OBJECTIVE
Send back the entries below exactly as they appear.
(begin)
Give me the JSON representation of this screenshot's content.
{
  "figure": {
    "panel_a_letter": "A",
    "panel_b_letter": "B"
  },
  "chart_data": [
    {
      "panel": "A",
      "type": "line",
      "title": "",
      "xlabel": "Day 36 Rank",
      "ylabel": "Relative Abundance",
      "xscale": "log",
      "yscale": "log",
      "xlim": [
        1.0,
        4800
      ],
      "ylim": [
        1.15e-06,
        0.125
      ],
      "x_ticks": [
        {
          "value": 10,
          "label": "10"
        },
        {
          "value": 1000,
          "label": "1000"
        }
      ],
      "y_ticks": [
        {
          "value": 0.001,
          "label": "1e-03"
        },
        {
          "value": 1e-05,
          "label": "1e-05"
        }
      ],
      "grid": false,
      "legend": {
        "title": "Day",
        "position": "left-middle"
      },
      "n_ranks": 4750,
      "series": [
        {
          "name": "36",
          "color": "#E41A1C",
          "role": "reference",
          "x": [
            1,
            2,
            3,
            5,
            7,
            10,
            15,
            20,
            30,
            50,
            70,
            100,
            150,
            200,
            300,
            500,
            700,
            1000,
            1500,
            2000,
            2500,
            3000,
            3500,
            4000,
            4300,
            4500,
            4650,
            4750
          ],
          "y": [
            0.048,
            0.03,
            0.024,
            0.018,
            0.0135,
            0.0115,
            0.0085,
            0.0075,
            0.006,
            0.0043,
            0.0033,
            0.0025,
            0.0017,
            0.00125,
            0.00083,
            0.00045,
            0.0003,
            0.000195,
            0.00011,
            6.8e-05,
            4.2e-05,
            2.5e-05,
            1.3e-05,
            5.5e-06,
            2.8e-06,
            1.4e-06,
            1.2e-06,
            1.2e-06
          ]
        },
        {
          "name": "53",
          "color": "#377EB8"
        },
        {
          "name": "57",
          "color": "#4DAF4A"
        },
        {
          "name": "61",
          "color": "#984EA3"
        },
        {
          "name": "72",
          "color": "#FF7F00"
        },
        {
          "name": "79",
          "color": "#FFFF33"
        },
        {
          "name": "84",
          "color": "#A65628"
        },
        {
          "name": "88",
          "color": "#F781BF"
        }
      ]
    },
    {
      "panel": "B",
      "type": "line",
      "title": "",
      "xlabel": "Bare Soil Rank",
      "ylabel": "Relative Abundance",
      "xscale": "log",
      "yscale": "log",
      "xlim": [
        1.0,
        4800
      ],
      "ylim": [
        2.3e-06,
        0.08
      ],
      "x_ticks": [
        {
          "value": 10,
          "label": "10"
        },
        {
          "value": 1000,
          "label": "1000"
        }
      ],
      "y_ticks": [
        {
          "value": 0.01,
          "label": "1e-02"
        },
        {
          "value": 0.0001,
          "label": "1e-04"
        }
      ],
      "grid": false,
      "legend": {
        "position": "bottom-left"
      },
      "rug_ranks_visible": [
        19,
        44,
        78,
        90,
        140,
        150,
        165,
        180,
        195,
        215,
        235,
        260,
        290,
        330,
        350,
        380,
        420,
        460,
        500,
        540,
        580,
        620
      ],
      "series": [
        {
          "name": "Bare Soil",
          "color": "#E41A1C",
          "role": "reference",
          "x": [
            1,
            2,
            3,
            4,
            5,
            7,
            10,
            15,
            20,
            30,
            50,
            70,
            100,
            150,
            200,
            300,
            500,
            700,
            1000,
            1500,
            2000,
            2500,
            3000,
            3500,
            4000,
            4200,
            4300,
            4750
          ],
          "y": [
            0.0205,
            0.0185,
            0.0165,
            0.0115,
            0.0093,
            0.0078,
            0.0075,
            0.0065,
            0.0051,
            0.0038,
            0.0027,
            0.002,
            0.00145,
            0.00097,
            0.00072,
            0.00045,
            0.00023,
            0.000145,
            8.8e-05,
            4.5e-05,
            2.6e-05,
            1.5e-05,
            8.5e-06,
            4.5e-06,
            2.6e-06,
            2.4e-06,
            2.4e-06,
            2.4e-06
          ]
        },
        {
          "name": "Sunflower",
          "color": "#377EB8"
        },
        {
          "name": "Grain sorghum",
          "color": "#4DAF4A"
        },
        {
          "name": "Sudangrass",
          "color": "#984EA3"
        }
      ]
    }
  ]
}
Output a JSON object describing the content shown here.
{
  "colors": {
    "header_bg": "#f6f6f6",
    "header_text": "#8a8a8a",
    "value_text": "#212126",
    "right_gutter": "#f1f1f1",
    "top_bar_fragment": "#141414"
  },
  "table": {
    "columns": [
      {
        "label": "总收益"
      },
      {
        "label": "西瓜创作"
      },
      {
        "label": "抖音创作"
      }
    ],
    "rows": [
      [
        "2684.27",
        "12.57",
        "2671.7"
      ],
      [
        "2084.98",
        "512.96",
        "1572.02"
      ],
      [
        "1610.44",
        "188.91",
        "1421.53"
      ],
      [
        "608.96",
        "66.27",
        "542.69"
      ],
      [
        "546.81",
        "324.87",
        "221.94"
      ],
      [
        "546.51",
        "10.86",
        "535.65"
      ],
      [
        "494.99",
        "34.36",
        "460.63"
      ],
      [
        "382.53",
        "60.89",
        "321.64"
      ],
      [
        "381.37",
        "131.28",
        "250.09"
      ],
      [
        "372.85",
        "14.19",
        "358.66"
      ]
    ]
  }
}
(end)
EXERCISE SOLUTION
Give me the JSON representation of this screenshot's content.
{
  "figure": {
    "panel_a_letter": "A",
    "panel_b_letter": "B"
  },
  "chart_data": [
    {
      "panel": "A",
      "type": "line",
      "title": "",
      "xlabel": "Day 36 Rank",
      "ylabel": "Relative Abundance",
      "xscale": "log",
      "yscale": "log",
      "xlim": [
        1.0,
        4800
      ],
      "ylim": [
        1.15e-06,
        0.125
      ],
      "x_ticks": [
        {
          "value": 10,
          "label": "10"
        },
        {
          "value": 1000,
          "label": "1000"
        }
      ],
      "y_ticks": [
        {
          "value": 0.001,
          "label": "1e-03"
        },
        {
          "value": 1e-05,
          "label": "1e-05"
        }
      ],
      "grid": false,
      "legend": {
        "title": "Day",
        "position": "left-middle"
      },
      "n_ranks": 4750,
      "series": [
        {
          "name": "36",
          "color": "#E41A1C",
          "role": "reference",
          "x": [
            1,
            2,
            3,
            5,
            7,
            10,
            15,
            20,
            30,
            50,
            70,
            100,
            150,
            200,
            300,
            500,
            700,
            1000,
            1500,
            2000,
            2500,
            3000,
            3500,
            4000,
            4300,
            4500,
            4650,
            4750
          ],
          "y": [
            0.048,
            0.03,
            0.024,
            0.018,
            0.0135,
            0.0115,
            0.0085,
            0.0075,
            0.006,
            0.0043,
            0.0033,
            0.0025,
            0.0017,
            0.00125,
            0.00083,
            0.00045,
            0.0003,
            0.000195,
            0.00011,
            6.8e-05,
            4.2e-05,
            2.5e-05,
            1.3e-05,
            5.5e-06,
            2.8e-06,
            1.4e-06,
            1.2e-06,
            1.2e-06
          ]
        },
        {
          "name": "53",
          "color": "#377EB8"
        },
        {
          "name": "57",
          "color": "#4DAF4A"
        },
        {
          "name": "61",
          "color": "#984EA3"
        },
        {
          "name": "72",
          "color": "#FF7F00"
        },
        {
          "name": "79",
          "color": "#FFFF33"
        },
        {
          "name": "84",
          "color": "#A65628"
        },
        {
          "name": "88",
          "color": "#F781BF"
        }
      ]
    },
    {
      "panel": "B",
      "type": "line",
      "title": "",
      "xlabel": "Bare Soil Rank",
      "ylabel": "Relative Abundance",
      "xscale": "log",
      "yscale": "log",
      "xlim": [
        1.0,
        4800
      ],
      "ylim": [
        2.3e-06,
        0.08
      ],
      "x_ticks": [
        {
          "value": 10,
          "label": "10"
        },
        {
          "value": 1000,
          "label": "1000"
        }
      ],
      "y_ticks": [
        {
          "value": 0.01,
          "label": "1e-02"
        },
        {
          "value": 0.0001,
          "label": "1e-04"
        }
      ],
      "grid": false,
      "legend": {
        "position": "bottom-left"
      },
      "rug_ranks_visible": [
        19,
        44,
        78,
        90,
        140,
        150,
        165,
        180,
        195,
        215,
        235,
        260,
        290,
        330,
        350,
        380,
        420,
        460,
        500,
        540,
        580,
        620
      ],
      "series": [
        {
          "name": "Bare Soil",
          "color": "#E41A1C",
          "role": "reference",
          "x": [
            1,
            2,
            3,
            4,
            5,
            7,
            10,
            15,
            20,
            30,
            50,
            70,
            100,
            150,
            200,
            300,
            500,
            700,
            1000,
            1500,
            2000,
            2500,
            3000,
            3500,
            4000,
            4200,
            4300,
            4750
          ],
          "y": [
            0.0205,
            0.0185,
            0.0165,
            0.0115,
            0.0093,
            0.0078,
            0.0075,
            0.0065,
            0.0051,
            0.0038,
            0.0027,
            0.002,
            0.00145,
            0.00097,
            0.00072,
            0.00045,
            0.00023,
            0.000145,
            8.8e-05,
            4.5e-05,
            2.6e-05,
            1.5e-05,
            8.5e-06,
            4.5e-06,
            2.6e-06,
            2.4e-06,
            2.4e-06,
            2.4e-06
          ]
        },
        {
          "name": "Sunflower",
          "color": "#377EB8"
        },
        {
          "name": "Grain sorghum",
          "color": "#4DAF4A"
        },
        {
          "name": "Sudangrass",
          "color": "#984EA3"
        }
      ]
    }
  ]
}
Output a JSON object describing the content shown here.
{
  "colors": {
    "header_bg": "#f6f6f6",
    "header_text": "#8a8a8a",
    "value_text": "#212126",
    "right_gutter": "#f1f1f1",
    "top_bar_fragment": "#141414"
  },
  "table": {
    "columns": [
      {
        "label": "总收益"
      },
      {
        "label": "西瓜创作"
      },
      {
        "label": "抖音创作"
      }
    ],
    "rows": [
      [
        "2684.27",
        "12.57",
        "2671.7"
      ],
      [
        "2084.98",
        "512.96",
        "1572.02"
      ],
      [
        "1610.44",
        "188.91",
        "1421.53"
      ],
      [
        "608.96",
        "66.27",
        "542.69"
      ],
      [
        "546.81",
        "324.87",
        "221.94"
      ],
      [
        "546.51",
        "10.86",
        "535.65"
      ],
      [
        "494.99",
        "34.36",
        "460.63"
      ],
      [
        "382.53",
        "60.89",
        "321.64"
      ],
      [
        "381.37",
        "131.28",
        "250.09"
      ],
      [
        "372.85",
        "14.19",
        "358.66"
      ]
    ]
  }
}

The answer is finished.